## [TASK REQUIREMENTS]
Restate the data exactly as given and keep the pictures out.

[Dataset records]
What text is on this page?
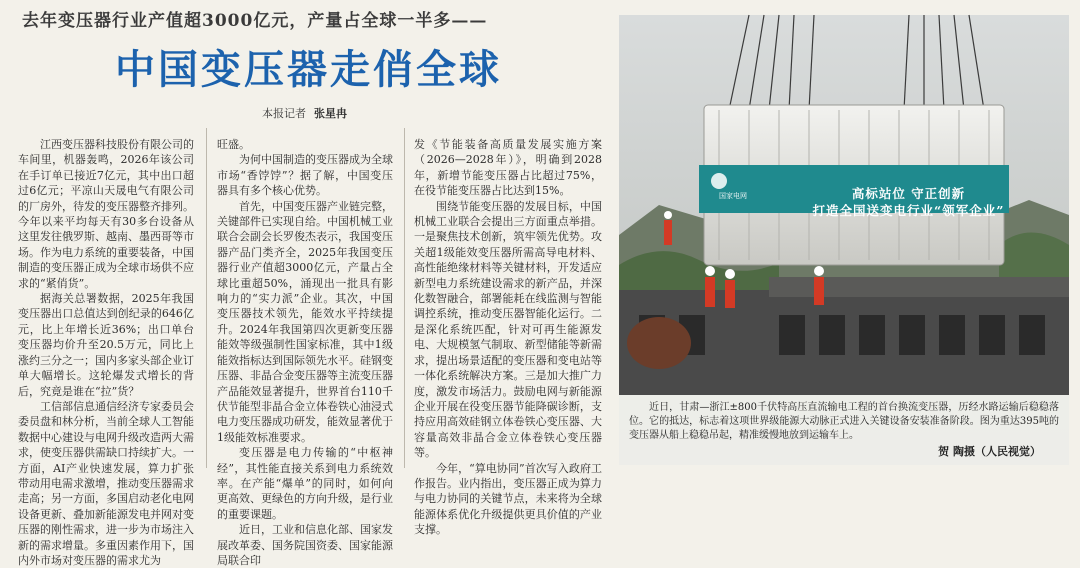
去年变压器行业产值超3000亿元，产量占全球一半多——
中国变压器走俏全球
本报记者 张星冉

江西变压器科技股份有限公司的车间里，机器轰鸣，2026年该公司在手订单已接近7亿元，其中出口超过6亿元；平凉山天晟电气有限公司的厂房外，待发的变压器整齐排列。今年以来平均每天有30多台设备从这里发往俄罗斯、越南、墨西哥等市场。作为电力系统的重要装备，中国制造的变压器正成为全球市场供不应求的“紧俏货”。

据海关总署数据，2025年我国变压器出口总值达到创纪录的646亿元，比上年增长近36%；出口单台变压器均价升至20.5万元，同比上涨约三分之一；国内多家头部企业订单大幅增长。这轮爆发式增长的背后，究竟是谁在“拉”货？

工信部信息通信经济专家委员会委员盘和林分析，当前全球人工智能数据中心建设与电网升级改造两大需求，使变压器供需缺口持续扩大。一方面，AI产业快速发展，算力扩张带动用电需求激增，推动变压器需求走高；另一方面，多国启动老化电网设备更新、叠加新能源发电并网对变压器的刚性需求，进一步为市场注入新的需求增量。多重因素作用下，国内外市场对变压器的需求尤为

旺盛。

为何中国制造的变压器成为全球市场“香饽饽”？据了解，中国变压器具有多个核心优势。

首先，中国变压器产业链完整，关键部件已实现自给。中国机械工业联合会副会长罗俊杰表示，我国变压器产品门类齐全，2025年我国变压器行业产值超3000亿元，产量占全球比重超50%，涌现出一批具有影响力的“实力派”企业。其次，中国变压器技术领先，能效水平持续提升。2024年我国第四次更新变压器能效等级强制性国家标准，其中1级能效指标达到国际领先水平。硅钢变压器、非晶合金变压器等主流变压器产品能效显著提升，世界首台110千伏节能型非晶合金立体卷铁心油浸式电力变压器成功研发，能效显著优于1级能效标准要求。

变压器是电力传输的“中枢神经”，其性能直接关系到电力系统效率。在产能“爆单”的同时，如何向更高效、更绿色的方向升级，是行业的重要课题。

近日，工业和信息化部、国家发展改革委、国务院国资委、国家能源局联合印

发《节能装备高质量发展实施方案（2026—2028年）》，明确到2028年，新增节能变压器占比超过75%，在役节能变压器占比达到15%。

围绕节能变压器的发展目标，中国机械工业联合会提出三方面重点举措。一是聚焦技术创新，筑牢领先优势。攻关超1级能效变压器所需高导电材料、高性能绝缘材料等关键材料，开发适应新型电力系统建设需求的新产品，并深化数智融合，部署能耗在线监测与智能调控系统，推动变压器智能化运行。二是深化系统匹配，针对可再生能源发电、大规模氢气制取、新型储能等新需求，提出场景适配的变压器和变电站等一体化系统解决方案。三是加大推广力度，激发市场活力。鼓励电网与新能源企业开展在役变压器节能降碳诊断，支持应用高效硅钢立体卷铁心变压器、大容量高效非晶合金立体卷铁心变压器等。

今年，“算电协同”首次写入政府工作报告。业内指出，变压器正成为算力与电力协同的关键节点，未来将为全球能源体系优化升级提供更具价值的产业支撑。

国家电网	高标站位 守正创新
打造全国送变电行业“领军企业”
近日，甘肃—浙江±800千伏特高压直流输电工程的首台换流变压器，历经水路运输后稳稳落位。它的抵达，标志着这项世界级能源大动脉正式进入关键设备安装准备阶段。图为重达395吨的变压器从船上稳稳吊起，精准缓慢地放到运输车上。
贺 陶摄（人民视觉）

## [EXERCISE ANSWER]
What text is on this page?
去年变压器行业产值超3000亿元，产量占全球一半多——
中国变压器走俏全球
本报记者 张星冉

江西变压器科技股份有限公司的车间里，机器轰鸣，2026年该公司在手订单已接近7亿元，其中出口超过6亿元；平凉山天晟电气有限公司的厂房外，待发的变压器整齐排列。今年以来平均每天有30多台设备从这里发往俄罗斯、越南、墨西哥等市场。作为电力系统的重要装备，中国制造的变压器正成为全球市场供不应求的“紧俏货”。

据海关总署数据，2025年我国变压器出口总值达到创纪录的646亿元，比上年增长近36%；出口单台变压器均价升至20.5万元，同比上涨约三分之一；国内多家头部企业订单大幅增长。这轮爆发式增长的背后，究竟是谁在“拉”货？

工信部信息通信经济专家委员会委员盘和林分析，当前全球人工智能数据中心建设与电网升级改造两大需求，使变压器供需缺口持续扩大。一方面，AI产业快速发展，算力扩张带动用电需求激增，推动变压器需求走高；另一方面，多国启动老化电网设备更新、叠加新能源发电并网对变压器的刚性需求，进一步为市场注入新的需求增量。多重因素作用下，国内外市场对变压器的需求尤为

旺盛。

为何中国制造的变压器成为全球市场“香饽饽”？据了解，中国变压器具有多个核心优势。

首先，中国变压器产业链完整，关键部件已实现自给。中国机械工业联合会副会长罗俊杰表示，我国变压器产品门类齐全，2025年我国变压器行业产值超3000亿元，产量占全球比重超50%，涌现出一批具有影响力的“实力派”企业。其次，中国变压器技术领先，能效水平持续提升。2024年我国第四次更新变压器能效等级强制性国家标准，其中1级能效指标达到国际领先水平。硅钢变压器、非晶合金变压器等主流变压器产品能效显著提升，世界首台110千伏节能型非晶合金立体卷铁心油浸式电力变压器成功研发，能效显著优于1级能效标准要求。

变压器是电力传输的“中枢神经”，其性能直接关系到电力系统效率。在产能“爆单”的同时，如何向更高效、更绿色的方向升级，是行业的重要课题。

近日，工业和信息化部、国家发展改革委、国务院国资委、国家能源局联合印

发《节能装备高质量发展实施方案（2026—2028年）》，明确到2028年，新增节能变压器占比超过75%，在役节能变压器占比达到15%。

围绕节能变压器的发展目标，中国机械工业联合会提出三方面重点举措。一是聚焦技术创新，筑牢领先优势。攻关超1级能效变压器所需高导电材料、高性能绝缘材料等关键材料，开发适应新型电力系统建设需求的新产品，并深化数智融合，部署能耗在线监测与智能调控系统，推动变压器智能化运行。二是深化系统匹配，针对可再生能源发电、大规模氢气制取、新型储能等新需求，提出场景适配的变压器和变电站等一体化系统解决方案。三是加大推广力度，激发市场活力。鼓励电网与新能源企业开展在役变压器节能降碳诊断，支持应用高效硅钢立体卷铁心变压器、大容量高效非晶合金立体卷铁心变压器等。

今年，“算电协同”首次写入政府工作报告。业内指出，变压器正成为算力与电力协同的关键节点，未来将为全球能源体系优化升级提供更具价值的产业支撑。

国家电网	高标站位 守正创新
打造全国送变电行业“领军企业”
近日，甘肃—浙江±800千伏特高压直流输电工程的首台换流变压器，历经水路运输后稳稳落位。它的抵达，标志着这项世界级能源大动脉正式进入关键设备安装准备阶段。图为重达395吨的变压器从船上稳稳吊起，精准缓慢地放到运输车上。
贺 陶摄（人民视觉）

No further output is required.